Written request: Copy every line of the rows below verbatim.

:: Raw data ::

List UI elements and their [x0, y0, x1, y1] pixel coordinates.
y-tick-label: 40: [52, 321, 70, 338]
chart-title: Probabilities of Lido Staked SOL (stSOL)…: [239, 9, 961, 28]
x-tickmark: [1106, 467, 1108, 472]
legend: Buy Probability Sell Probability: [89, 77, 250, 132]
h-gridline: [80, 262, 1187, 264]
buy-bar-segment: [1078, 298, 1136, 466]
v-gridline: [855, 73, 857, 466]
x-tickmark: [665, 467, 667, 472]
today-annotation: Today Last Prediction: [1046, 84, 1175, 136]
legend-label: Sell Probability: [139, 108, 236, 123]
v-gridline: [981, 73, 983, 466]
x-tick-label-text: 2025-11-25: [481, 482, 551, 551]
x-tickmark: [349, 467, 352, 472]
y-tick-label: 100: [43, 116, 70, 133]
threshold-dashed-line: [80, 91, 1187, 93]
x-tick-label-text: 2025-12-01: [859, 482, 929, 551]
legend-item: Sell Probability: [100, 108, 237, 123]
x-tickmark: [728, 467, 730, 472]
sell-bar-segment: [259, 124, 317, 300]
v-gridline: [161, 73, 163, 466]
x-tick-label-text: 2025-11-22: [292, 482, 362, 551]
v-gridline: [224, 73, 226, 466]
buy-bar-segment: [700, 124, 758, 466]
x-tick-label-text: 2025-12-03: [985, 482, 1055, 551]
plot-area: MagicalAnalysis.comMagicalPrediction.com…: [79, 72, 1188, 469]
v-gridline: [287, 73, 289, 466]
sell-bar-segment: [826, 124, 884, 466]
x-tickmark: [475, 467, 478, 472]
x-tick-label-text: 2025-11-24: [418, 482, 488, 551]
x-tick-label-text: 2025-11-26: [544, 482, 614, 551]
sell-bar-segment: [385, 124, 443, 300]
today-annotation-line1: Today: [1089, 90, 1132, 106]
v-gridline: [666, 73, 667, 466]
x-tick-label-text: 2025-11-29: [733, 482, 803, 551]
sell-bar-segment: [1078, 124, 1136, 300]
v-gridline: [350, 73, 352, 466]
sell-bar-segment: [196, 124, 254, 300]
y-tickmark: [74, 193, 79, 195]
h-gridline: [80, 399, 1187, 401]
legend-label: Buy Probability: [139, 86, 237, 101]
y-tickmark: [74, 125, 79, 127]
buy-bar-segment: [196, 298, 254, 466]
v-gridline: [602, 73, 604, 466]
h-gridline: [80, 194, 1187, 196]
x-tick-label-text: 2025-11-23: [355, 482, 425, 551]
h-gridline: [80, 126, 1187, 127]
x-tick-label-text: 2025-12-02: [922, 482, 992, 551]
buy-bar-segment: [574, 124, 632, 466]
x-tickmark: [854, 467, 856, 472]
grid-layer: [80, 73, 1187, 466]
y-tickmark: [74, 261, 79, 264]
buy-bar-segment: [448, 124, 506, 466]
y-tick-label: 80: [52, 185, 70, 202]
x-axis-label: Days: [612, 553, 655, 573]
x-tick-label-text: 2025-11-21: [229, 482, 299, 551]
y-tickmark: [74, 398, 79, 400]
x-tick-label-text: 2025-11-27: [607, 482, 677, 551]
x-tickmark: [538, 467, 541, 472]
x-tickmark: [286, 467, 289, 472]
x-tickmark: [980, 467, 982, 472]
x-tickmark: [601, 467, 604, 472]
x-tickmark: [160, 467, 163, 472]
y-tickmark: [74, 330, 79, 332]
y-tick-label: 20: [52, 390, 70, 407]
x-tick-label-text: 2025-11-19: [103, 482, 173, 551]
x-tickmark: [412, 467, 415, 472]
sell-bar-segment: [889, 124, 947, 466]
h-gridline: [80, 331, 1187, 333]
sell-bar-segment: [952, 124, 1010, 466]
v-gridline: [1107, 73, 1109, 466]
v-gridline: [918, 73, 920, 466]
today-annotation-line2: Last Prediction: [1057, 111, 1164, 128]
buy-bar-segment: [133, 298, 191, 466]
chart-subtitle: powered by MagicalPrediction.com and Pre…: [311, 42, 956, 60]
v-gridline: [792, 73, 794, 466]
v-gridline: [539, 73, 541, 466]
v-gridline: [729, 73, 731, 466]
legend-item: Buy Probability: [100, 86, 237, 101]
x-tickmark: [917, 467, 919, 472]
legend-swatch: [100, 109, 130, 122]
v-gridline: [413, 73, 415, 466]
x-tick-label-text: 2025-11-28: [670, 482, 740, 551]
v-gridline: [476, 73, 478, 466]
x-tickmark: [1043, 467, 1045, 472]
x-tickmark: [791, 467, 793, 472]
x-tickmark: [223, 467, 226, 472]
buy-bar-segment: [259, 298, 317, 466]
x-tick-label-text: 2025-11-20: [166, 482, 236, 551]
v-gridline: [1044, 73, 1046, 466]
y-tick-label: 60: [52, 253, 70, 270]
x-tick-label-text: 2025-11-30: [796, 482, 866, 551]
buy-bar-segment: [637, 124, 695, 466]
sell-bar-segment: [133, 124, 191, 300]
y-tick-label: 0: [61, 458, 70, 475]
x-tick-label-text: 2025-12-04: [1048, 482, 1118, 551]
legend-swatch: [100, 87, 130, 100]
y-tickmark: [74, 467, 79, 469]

:::

Task output:
List UI elements and their [x0, y0, x1, y1] pixel coordinates.
y-tick-label: 40: [52, 321, 70, 338]
chart-title: Probabilities of Lido Staked SOL (stSOL)…: [239, 9, 961, 28]
x-tickmark: [1106, 467, 1108, 472]
legend: Buy Probability Sell Probability: [89, 77, 250, 132]
h-gridline: [80, 262, 1187, 264]
buy-bar-segment: [1078, 298, 1136, 466]
v-gridline: [855, 73, 857, 466]
x-tickmark: [665, 467, 667, 472]
today-annotation: Today Last Prediction: [1046, 84, 1175, 136]
legend-label: Sell Probability: [139, 108, 236, 123]
v-gridline: [981, 73, 983, 466]
x-tick-label-text: 2025-11-25: [481, 482, 551, 551]
x-tickmark: [349, 467, 352, 472]
y-tick-label: 100: [43, 116, 70, 133]
threshold-dashed-line: [80, 91, 1187, 93]
x-tick-label-text: 2025-12-01: [859, 482, 929, 551]
legend-item: Sell Probability: [100, 108, 237, 123]
x-tickmark: [728, 467, 730, 472]
sell-bar-segment: [259, 124, 317, 300]
v-gridline: [161, 73, 163, 466]
x-tick-label-text: 2025-11-22: [292, 482, 362, 551]
v-gridline: [224, 73, 226, 466]
buy-bar-segment: [700, 124, 758, 466]
x-tick-label-text: 2025-12-03: [985, 482, 1055, 551]
plot-area: MagicalAnalysis.comMagicalPrediction.com…: [79, 72, 1188, 469]
v-gridline: [287, 73, 289, 466]
sell-bar-segment: [826, 124, 884, 466]
x-tickmark: [475, 467, 478, 472]
x-tick-label-text: 2025-11-24: [418, 482, 488, 551]
x-tick-label-text: 2025-11-26: [544, 482, 614, 551]
sell-bar-segment: [385, 124, 443, 300]
today-annotation-line1: Today: [1089, 90, 1132, 106]
v-gridline: [666, 73, 667, 466]
x-tick-label-text: 2025-11-29: [733, 482, 803, 551]
sell-bar-segment: [1078, 124, 1136, 300]
v-gridline: [350, 73, 352, 466]
sell-bar-segment: [196, 124, 254, 300]
y-tickmark: [74, 193, 79, 195]
h-gridline: [80, 399, 1187, 401]
legend-label: Buy Probability: [139, 86, 237, 101]
y-tickmark: [74, 125, 79, 127]
buy-bar-segment: [196, 298, 254, 466]
v-gridline: [602, 73, 604, 466]
h-gridline: [80, 194, 1187, 196]
x-tick-label-text: 2025-11-23: [355, 482, 425, 551]
h-gridline: [80, 126, 1187, 127]
x-tick-label-text: 2025-12-02: [922, 482, 992, 551]
buy-bar-segment: [574, 124, 632, 466]
x-tickmark: [854, 467, 856, 472]
grid-layer: [80, 73, 1187, 466]
y-tickmark: [74, 261, 79, 264]
buy-bar-segment: [448, 124, 506, 466]
y-tick-label: 80: [52, 185, 70, 202]
x-axis-label: Days: [612, 553, 655, 573]
x-tick-label-text: 2025-11-21: [229, 482, 299, 551]
y-tickmark: [74, 398, 79, 400]
x-tick-label-text: 2025-11-27: [607, 482, 677, 551]
x-tickmark: [538, 467, 541, 472]
x-tickmark: [286, 467, 289, 472]
x-tickmark: [980, 467, 982, 472]
x-tickmark: [601, 467, 604, 472]
x-tickmark: [160, 467, 163, 472]
y-tickmark: [74, 330, 79, 332]
y-tick-label: 20: [52, 390, 70, 407]
x-tick-label-text: 2025-11-19: [103, 482, 173, 551]
x-tickmark: [412, 467, 415, 472]
sell-bar-segment: [889, 124, 947, 466]
h-gridline: [80, 331, 1187, 333]
sell-bar-segment: [952, 124, 1010, 466]
v-gridline: [1107, 73, 1109, 466]
v-gridline: [918, 73, 920, 466]
today-annotation-line2: Last Prediction: [1057, 111, 1164, 128]
buy-bar-segment: [133, 298, 191, 466]
chart-subtitle: powered by MagicalPrediction.com and Pre…: [311, 42, 956, 60]
v-gridline: [792, 73, 794, 466]
v-gridline: [539, 73, 541, 466]
v-gridline: [729, 73, 731, 466]
legend-item: Buy Probability: [100, 86, 237, 101]
x-tickmark: [917, 467, 919, 472]
legend-swatch: [100, 109, 130, 122]
v-gridline: [413, 73, 415, 466]
x-tick-label-text: 2025-11-28: [670, 482, 740, 551]
v-gridline: [476, 73, 478, 466]
x-tickmark: [1043, 467, 1045, 472]
x-tickmark: [791, 467, 793, 472]
x-tickmark: [223, 467, 226, 472]
buy-bar-segment: [259, 298, 317, 466]
x-tick-label-text: 2025-11-20: [166, 482, 236, 551]
v-gridline: [1044, 73, 1046, 466]
y-tick-label: 60: [52, 253, 70, 270]
x-tick-label-text: 2025-11-30: [796, 482, 866, 551]
buy-bar-segment: [637, 124, 695, 466]
sell-bar-segment: [133, 124, 191, 300]
y-tick-label: 0: [61, 458, 70, 475]
x-tick-label-text: 2025-12-04: [1048, 482, 1118, 551]
legend-swatch: [100, 87, 130, 100]
y-tickmark: [74, 467, 79, 469]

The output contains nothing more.